The exercise. Rewrite the listing from the line containing "I need the location" down through the line containing "180, 685, 197]", putting "legend-marker" wherever "legend-swatch" occurs and leaving everything else unchanged.

Dataset content.
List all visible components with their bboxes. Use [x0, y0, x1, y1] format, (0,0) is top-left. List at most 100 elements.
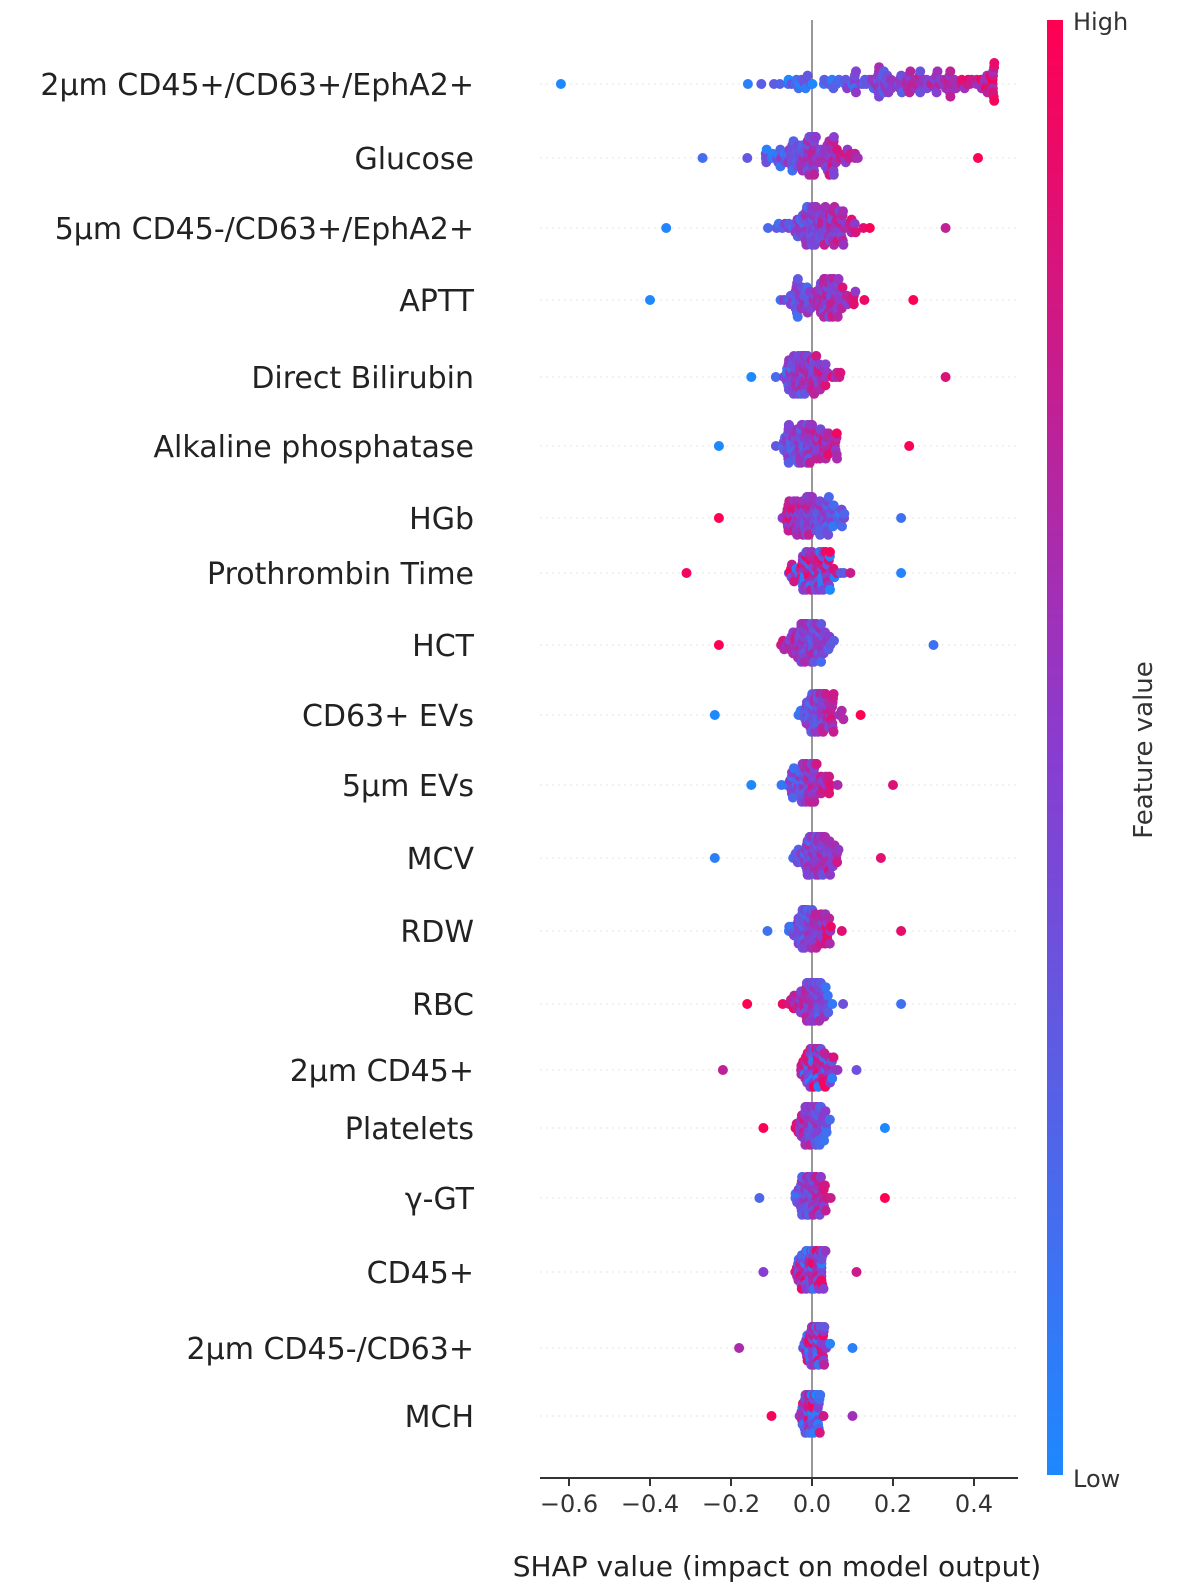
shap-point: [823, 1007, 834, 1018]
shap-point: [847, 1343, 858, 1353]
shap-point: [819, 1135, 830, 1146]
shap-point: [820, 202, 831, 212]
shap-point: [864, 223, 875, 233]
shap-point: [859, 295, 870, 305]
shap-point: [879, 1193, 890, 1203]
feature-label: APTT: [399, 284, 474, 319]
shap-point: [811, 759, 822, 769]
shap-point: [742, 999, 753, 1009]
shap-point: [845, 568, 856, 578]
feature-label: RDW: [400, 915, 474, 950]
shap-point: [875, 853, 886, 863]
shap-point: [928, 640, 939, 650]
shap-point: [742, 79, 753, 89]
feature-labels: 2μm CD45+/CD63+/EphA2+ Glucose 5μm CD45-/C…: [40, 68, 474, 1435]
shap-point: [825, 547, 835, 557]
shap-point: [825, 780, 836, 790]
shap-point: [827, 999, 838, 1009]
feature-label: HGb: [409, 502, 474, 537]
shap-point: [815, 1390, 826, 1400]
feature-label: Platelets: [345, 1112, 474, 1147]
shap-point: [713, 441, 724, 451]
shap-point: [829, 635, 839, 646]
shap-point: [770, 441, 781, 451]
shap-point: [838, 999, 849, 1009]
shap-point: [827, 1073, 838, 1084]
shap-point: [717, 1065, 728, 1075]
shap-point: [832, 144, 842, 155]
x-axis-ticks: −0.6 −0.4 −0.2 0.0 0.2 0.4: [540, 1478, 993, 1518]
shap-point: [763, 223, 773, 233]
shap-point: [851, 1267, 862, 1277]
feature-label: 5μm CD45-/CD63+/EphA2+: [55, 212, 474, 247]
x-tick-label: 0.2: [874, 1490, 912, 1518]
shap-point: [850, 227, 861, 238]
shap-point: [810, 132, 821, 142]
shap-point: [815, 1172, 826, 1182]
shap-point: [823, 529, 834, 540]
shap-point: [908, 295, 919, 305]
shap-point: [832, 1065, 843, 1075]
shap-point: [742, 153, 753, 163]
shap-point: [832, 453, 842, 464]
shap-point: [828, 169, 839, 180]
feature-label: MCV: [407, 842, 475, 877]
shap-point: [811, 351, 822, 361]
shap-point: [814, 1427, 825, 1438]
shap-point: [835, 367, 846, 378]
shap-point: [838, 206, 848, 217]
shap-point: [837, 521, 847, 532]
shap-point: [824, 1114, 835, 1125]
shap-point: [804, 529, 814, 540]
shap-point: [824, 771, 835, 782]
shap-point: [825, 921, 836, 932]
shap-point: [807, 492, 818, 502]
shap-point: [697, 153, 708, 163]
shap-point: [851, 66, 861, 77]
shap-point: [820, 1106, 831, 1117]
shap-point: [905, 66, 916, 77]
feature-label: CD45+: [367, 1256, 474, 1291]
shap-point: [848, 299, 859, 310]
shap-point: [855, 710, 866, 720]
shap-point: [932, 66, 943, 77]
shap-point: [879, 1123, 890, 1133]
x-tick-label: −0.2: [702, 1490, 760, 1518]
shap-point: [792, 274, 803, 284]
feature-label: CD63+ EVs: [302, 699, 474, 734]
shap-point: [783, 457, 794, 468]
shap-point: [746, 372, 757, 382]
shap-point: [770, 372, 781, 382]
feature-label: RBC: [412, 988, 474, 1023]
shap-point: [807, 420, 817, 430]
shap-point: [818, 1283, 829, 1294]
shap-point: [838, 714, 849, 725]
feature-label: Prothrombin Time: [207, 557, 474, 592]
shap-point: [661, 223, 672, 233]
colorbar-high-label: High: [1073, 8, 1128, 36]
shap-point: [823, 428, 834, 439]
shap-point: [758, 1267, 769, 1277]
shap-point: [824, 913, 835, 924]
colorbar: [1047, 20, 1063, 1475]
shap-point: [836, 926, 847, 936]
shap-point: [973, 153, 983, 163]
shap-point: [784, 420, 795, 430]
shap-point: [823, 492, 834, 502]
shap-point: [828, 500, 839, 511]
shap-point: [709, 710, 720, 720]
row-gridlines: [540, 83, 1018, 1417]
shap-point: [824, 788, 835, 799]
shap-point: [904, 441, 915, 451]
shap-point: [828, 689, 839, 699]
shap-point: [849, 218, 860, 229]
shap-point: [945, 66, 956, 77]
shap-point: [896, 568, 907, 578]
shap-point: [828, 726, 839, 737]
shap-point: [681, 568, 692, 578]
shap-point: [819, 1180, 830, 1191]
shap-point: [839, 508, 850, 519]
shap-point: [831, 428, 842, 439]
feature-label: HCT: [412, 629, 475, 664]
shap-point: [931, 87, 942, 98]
* * *
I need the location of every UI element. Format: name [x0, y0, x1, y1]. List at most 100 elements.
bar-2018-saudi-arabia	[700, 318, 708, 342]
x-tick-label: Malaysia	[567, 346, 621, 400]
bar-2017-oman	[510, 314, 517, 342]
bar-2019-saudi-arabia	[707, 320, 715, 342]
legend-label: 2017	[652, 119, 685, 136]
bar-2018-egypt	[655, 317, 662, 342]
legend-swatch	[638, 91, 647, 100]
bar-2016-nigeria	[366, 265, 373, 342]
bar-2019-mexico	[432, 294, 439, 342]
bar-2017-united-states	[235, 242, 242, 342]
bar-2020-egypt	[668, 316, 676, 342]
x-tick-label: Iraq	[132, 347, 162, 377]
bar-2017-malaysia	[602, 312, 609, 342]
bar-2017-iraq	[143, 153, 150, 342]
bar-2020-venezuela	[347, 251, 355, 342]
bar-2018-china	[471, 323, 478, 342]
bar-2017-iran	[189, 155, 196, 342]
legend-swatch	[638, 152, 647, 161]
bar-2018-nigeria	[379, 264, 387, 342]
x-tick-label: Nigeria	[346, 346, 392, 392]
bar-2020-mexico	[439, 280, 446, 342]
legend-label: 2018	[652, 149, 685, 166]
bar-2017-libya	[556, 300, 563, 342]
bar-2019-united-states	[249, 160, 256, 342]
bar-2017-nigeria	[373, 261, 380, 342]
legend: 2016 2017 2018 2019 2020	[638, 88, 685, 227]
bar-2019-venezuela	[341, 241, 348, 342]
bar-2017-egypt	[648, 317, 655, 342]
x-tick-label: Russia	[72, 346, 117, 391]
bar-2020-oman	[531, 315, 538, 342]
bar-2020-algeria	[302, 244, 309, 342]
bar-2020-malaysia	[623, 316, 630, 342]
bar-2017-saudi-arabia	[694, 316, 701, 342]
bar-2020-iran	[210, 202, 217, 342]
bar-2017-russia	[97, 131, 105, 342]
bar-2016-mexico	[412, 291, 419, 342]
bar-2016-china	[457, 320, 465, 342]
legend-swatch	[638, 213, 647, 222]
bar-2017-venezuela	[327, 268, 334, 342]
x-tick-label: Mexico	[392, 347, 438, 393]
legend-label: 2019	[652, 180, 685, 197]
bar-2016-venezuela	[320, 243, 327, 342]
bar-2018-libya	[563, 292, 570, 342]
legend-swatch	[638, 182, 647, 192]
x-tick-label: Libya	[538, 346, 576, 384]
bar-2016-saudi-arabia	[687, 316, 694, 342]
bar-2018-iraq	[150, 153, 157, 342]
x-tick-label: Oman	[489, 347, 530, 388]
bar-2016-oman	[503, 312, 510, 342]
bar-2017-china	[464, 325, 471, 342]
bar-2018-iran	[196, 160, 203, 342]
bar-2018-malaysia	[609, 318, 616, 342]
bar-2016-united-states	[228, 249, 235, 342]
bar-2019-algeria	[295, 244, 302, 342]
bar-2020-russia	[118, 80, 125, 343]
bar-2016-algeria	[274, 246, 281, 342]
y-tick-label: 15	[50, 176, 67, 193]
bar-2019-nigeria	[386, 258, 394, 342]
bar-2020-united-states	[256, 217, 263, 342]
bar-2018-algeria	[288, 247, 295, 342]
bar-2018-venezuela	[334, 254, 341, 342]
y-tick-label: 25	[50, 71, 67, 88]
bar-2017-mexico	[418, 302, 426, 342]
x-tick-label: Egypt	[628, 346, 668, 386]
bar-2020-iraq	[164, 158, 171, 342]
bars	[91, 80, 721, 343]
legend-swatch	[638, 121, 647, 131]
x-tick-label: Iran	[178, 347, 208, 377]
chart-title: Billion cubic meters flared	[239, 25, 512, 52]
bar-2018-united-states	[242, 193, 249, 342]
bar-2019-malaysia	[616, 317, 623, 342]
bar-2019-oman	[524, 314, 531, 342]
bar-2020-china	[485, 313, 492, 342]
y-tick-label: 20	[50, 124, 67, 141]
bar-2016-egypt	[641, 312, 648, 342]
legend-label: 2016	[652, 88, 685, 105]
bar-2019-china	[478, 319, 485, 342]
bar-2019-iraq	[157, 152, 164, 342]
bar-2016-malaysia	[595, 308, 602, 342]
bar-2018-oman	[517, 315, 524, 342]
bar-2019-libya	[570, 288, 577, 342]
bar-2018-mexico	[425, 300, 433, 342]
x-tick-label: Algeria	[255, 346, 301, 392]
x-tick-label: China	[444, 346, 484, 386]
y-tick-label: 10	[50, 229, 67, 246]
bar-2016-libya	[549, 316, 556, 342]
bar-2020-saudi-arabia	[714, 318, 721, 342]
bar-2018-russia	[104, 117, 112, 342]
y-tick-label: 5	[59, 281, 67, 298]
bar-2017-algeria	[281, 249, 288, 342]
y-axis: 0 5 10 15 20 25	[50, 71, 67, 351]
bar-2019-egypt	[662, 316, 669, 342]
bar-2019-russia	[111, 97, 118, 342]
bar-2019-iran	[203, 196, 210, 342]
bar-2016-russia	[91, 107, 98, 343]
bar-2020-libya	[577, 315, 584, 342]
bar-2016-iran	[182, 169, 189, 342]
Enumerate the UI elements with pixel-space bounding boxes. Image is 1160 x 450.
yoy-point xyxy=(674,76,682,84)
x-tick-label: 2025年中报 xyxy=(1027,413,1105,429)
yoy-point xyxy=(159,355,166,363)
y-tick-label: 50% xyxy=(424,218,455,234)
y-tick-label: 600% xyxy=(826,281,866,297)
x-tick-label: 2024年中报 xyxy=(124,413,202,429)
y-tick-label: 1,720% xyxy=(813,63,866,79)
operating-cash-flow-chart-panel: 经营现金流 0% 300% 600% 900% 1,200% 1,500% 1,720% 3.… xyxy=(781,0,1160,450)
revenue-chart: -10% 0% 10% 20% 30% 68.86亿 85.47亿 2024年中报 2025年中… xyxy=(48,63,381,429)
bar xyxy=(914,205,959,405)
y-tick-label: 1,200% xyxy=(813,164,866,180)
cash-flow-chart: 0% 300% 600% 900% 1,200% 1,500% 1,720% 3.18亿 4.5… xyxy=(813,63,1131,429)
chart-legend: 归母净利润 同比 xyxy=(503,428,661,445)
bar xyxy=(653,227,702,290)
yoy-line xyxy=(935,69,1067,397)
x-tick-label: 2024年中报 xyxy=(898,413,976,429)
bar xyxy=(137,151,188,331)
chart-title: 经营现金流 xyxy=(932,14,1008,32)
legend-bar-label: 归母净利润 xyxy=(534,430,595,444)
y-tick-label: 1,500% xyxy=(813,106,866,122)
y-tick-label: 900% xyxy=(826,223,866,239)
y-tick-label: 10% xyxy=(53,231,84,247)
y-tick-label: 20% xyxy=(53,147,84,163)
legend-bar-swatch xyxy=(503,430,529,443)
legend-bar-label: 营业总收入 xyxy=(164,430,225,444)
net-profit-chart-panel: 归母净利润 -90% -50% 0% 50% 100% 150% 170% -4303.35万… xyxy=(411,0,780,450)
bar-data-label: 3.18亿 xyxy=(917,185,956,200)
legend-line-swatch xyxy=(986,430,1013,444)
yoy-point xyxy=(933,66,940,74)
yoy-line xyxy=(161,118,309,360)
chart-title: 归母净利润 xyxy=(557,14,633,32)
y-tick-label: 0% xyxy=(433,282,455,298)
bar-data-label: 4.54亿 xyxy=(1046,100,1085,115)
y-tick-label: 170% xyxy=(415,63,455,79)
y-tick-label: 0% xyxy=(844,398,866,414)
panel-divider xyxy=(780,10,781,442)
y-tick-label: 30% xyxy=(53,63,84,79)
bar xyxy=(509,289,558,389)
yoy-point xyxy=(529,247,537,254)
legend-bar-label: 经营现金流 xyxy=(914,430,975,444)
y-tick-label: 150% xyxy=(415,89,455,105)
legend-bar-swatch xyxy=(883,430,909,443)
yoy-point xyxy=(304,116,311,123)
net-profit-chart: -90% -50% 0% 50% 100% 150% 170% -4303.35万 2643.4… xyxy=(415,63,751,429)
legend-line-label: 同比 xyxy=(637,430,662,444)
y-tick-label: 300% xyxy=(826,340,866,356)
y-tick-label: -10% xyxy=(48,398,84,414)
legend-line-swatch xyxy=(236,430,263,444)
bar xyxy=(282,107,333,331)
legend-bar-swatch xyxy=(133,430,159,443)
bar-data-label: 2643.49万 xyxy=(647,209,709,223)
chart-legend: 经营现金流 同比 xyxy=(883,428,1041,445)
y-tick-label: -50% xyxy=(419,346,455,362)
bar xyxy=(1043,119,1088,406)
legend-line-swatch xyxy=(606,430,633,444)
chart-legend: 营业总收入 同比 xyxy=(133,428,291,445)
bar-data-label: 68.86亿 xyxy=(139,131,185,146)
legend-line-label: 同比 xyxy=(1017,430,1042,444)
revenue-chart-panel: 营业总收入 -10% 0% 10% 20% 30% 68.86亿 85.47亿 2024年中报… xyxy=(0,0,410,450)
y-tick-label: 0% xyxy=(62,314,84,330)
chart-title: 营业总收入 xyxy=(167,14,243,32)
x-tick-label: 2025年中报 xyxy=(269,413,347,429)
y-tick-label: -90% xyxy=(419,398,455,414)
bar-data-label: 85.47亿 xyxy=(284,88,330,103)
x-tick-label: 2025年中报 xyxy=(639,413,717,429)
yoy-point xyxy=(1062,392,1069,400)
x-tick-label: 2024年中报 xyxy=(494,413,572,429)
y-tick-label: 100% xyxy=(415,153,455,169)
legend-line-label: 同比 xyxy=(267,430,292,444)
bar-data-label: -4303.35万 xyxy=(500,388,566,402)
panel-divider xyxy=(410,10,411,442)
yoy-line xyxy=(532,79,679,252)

Answer in full.
I need the location of every UI element. Format: name [x0, y0, x1, y1]. List at most 100 elements.
bar-2018-saudi-arabia	[700, 318, 708, 342]
x-tick-label: Malaysia	[567, 346, 621, 400]
bar-2017-oman	[510, 314, 517, 342]
bar-2019-saudi-arabia	[707, 320, 715, 342]
legend-label: 2017	[652, 119, 685, 136]
bar-2018-egypt	[655, 317, 662, 342]
legend-marker	[638, 91, 647, 100]
bar-2016-nigeria	[366, 265, 373, 342]
bar-2019-mexico	[432, 294, 439, 342]
bar-2017-united-states	[235, 242, 242, 342]
bar-2020-egypt	[668, 316, 676, 342]
x-tick-label: Iraq	[132, 347, 162, 377]
bar-2017-malaysia	[602, 312, 609, 342]
bar-2017-iraq	[143, 153, 150, 342]
bar-2020-venezuela	[347, 251, 355, 342]
bar-2018-china	[471, 323, 478, 342]
bar-2017-iran	[189, 155, 196, 342]
legend-marker	[638, 152, 647, 161]
bar-2018-nigeria	[379, 264, 387, 342]
x-tick-label: Nigeria	[346, 346, 392, 392]
bar-2020-mexico	[439, 280, 446, 342]
legend-label: 2018	[652, 149, 685, 166]
bar-2017-libya	[556, 300, 563, 342]
bar-2019-united-states	[249, 160, 256, 342]
bar-2017-nigeria	[373, 261, 380, 342]
legend: 2016 2017 2018 2019 2020	[638, 88, 685, 227]
bar-2019-venezuela	[341, 241, 348, 342]
bar-2017-egypt	[648, 317, 655, 342]
x-tick-label: Russia	[72, 346, 117, 391]
bar-2020-oman	[531, 315, 538, 342]
bar-2020-algeria	[302, 244, 309, 342]
bar-2020-malaysia	[623, 316, 630, 342]
bar-2017-saudi-arabia	[694, 316, 701, 342]
bar-2020-iran	[210, 202, 217, 342]
bar-2017-russia	[97, 131, 105, 342]
bar-2016-mexico	[412, 291, 419, 342]
bar-2016-china	[457, 320, 465, 342]
legend-marker	[638, 213, 647, 222]
bar-2017-venezuela	[327, 268, 334, 342]
x-tick-label: Mexico	[392, 347, 438, 393]
legend-label: 2019	[652, 180, 685, 197]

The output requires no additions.